┌────────

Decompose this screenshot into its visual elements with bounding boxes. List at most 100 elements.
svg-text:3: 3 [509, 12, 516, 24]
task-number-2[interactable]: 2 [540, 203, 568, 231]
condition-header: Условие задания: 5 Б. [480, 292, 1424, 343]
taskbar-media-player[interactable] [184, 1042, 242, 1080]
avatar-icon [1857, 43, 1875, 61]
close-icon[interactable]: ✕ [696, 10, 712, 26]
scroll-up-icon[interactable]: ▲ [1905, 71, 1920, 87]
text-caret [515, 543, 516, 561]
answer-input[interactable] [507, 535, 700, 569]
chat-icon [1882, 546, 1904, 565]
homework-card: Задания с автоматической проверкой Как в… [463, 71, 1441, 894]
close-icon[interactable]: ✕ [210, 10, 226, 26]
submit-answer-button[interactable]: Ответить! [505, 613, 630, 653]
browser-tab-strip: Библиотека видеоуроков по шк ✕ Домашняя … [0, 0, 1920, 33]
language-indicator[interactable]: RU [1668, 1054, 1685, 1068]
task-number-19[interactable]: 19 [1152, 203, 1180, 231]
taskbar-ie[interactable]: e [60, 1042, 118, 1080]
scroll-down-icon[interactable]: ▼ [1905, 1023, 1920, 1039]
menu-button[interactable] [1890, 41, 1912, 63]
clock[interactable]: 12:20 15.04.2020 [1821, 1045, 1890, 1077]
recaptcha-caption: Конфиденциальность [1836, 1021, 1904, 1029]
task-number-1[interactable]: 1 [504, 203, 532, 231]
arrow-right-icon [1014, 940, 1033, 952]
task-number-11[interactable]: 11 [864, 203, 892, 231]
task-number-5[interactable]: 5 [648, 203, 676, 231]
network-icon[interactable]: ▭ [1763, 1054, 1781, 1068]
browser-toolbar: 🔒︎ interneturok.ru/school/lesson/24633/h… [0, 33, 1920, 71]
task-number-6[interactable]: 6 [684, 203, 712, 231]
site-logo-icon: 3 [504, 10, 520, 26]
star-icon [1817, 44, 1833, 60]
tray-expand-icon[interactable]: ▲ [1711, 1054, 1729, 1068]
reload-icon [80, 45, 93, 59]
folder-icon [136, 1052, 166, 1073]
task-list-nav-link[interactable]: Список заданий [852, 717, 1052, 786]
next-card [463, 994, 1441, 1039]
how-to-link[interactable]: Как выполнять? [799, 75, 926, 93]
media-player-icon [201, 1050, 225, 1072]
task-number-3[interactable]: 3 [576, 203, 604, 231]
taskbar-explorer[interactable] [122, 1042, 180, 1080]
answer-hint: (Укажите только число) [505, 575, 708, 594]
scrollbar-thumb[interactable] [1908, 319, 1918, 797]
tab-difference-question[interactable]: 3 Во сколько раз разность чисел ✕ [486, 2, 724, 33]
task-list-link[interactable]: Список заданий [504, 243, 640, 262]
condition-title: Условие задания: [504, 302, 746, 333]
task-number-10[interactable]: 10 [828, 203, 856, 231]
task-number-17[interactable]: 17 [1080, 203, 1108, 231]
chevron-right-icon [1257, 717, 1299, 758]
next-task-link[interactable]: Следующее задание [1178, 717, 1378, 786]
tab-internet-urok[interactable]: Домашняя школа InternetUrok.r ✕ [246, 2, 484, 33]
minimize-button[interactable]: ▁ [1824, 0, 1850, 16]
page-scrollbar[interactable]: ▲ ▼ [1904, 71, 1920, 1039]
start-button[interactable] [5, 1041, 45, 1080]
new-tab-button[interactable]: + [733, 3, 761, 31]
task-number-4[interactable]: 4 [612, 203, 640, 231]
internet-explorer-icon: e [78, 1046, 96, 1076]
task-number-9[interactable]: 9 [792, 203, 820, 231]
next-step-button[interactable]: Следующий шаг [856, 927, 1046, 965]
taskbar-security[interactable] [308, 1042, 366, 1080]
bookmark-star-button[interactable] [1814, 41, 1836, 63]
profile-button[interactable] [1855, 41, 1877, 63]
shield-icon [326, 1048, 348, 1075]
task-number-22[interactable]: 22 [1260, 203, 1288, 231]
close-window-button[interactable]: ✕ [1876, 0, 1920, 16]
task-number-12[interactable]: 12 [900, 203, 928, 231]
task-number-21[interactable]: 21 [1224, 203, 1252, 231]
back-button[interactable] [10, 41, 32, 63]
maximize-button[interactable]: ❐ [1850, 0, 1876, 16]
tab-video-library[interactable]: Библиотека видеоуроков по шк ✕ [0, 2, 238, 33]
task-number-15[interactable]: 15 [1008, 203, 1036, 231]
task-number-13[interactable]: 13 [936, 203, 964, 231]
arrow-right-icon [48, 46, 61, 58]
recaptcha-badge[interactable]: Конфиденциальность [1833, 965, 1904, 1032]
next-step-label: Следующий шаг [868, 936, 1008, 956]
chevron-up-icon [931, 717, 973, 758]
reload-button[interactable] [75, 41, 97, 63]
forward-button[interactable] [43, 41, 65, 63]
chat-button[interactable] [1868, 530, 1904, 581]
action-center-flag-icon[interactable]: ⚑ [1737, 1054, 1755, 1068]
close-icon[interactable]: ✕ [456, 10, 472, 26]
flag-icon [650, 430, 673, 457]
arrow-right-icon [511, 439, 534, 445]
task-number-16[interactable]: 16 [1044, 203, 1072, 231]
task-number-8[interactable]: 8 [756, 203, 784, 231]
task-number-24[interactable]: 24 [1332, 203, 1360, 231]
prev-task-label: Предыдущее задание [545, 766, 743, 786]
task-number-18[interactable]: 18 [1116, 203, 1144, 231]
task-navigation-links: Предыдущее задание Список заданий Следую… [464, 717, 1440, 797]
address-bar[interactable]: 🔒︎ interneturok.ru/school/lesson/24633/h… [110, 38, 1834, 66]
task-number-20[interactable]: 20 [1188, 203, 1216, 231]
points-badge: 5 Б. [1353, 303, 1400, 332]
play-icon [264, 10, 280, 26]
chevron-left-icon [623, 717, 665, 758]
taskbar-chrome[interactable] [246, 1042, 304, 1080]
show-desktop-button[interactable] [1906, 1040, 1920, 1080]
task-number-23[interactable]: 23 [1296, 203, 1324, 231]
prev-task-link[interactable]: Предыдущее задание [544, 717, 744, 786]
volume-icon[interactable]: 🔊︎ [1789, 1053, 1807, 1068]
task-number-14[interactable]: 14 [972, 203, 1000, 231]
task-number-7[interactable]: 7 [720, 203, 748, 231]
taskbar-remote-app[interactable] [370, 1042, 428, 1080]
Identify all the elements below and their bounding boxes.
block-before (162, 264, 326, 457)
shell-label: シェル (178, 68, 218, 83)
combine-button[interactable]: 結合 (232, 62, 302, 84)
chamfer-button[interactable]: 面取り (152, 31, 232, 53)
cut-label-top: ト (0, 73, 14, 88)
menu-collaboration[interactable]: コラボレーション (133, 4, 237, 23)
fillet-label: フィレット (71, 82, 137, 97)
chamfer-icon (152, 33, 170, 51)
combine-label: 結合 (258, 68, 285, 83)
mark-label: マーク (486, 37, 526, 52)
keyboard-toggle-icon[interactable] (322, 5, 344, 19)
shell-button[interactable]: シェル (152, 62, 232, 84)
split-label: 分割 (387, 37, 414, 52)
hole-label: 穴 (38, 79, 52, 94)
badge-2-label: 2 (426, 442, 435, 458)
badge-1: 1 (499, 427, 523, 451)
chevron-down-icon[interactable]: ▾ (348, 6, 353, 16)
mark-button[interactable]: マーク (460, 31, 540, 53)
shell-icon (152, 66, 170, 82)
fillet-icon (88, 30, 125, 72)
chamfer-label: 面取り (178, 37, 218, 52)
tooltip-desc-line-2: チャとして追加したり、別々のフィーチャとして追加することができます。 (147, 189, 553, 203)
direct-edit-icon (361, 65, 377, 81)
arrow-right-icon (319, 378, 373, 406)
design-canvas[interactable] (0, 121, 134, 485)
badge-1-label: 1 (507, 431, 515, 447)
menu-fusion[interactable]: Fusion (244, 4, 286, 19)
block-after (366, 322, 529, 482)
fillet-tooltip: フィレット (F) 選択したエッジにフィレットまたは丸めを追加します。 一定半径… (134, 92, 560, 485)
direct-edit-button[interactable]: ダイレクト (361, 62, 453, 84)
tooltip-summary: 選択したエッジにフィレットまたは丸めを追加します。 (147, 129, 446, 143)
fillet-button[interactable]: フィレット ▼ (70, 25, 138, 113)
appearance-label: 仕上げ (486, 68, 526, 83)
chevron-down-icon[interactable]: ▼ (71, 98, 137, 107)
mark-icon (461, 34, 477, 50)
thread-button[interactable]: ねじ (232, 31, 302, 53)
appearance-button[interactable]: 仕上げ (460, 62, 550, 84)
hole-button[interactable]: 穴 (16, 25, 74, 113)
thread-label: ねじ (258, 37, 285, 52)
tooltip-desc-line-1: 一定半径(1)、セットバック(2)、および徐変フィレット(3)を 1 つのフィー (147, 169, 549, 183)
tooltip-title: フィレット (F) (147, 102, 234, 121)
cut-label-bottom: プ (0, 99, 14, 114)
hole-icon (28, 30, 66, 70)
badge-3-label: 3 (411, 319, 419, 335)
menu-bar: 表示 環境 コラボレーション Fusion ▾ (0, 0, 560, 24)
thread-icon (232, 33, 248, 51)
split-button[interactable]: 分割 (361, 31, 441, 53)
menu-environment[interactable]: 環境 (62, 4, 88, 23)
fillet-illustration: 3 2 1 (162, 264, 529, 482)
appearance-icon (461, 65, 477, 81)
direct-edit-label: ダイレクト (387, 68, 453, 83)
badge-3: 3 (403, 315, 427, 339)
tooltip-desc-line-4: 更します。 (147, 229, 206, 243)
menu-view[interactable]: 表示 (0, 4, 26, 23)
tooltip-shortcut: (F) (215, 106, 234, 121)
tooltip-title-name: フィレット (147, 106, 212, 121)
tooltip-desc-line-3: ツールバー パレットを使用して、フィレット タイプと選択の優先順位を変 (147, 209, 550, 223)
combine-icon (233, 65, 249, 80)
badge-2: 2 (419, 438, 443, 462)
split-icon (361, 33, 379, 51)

└────────

Work to do »
Starting at the beginning of the material and ending with the line that contains "homework-card: Задания с", rename "avatar-icon" to "profile-icon" and give those lines again with everything else unchanged.

Final result »
Decompose this screenshot into its visual elements with bounding boxes. List at most 100 elements.
svg-text:3: 3 [509, 12, 516, 24]
task-number-2[interactable]: 2 [540, 203, 568, 231]
condition-header: Условие задания: 5 Б. [480, 292, 1424, 343]
taskbar-media-player[interactable] [184, 1042, 242, 1080]
profile-icon [1857, 43, 1875, 61]
close-icon[interactable]: ✕ [696, 10, 712, 26]
scroll-up-icon[interactable]: ▲ [1905, 71, 1920, 87]
text-caret [515, 543, 516, 561]
answer-input[interactable] [507, 535, 700, 569]
chat-icon [1882, 546, 1904, 565]
homework-card: Задания с автоматической проверкой Как в… [463, 71, 1441, 894]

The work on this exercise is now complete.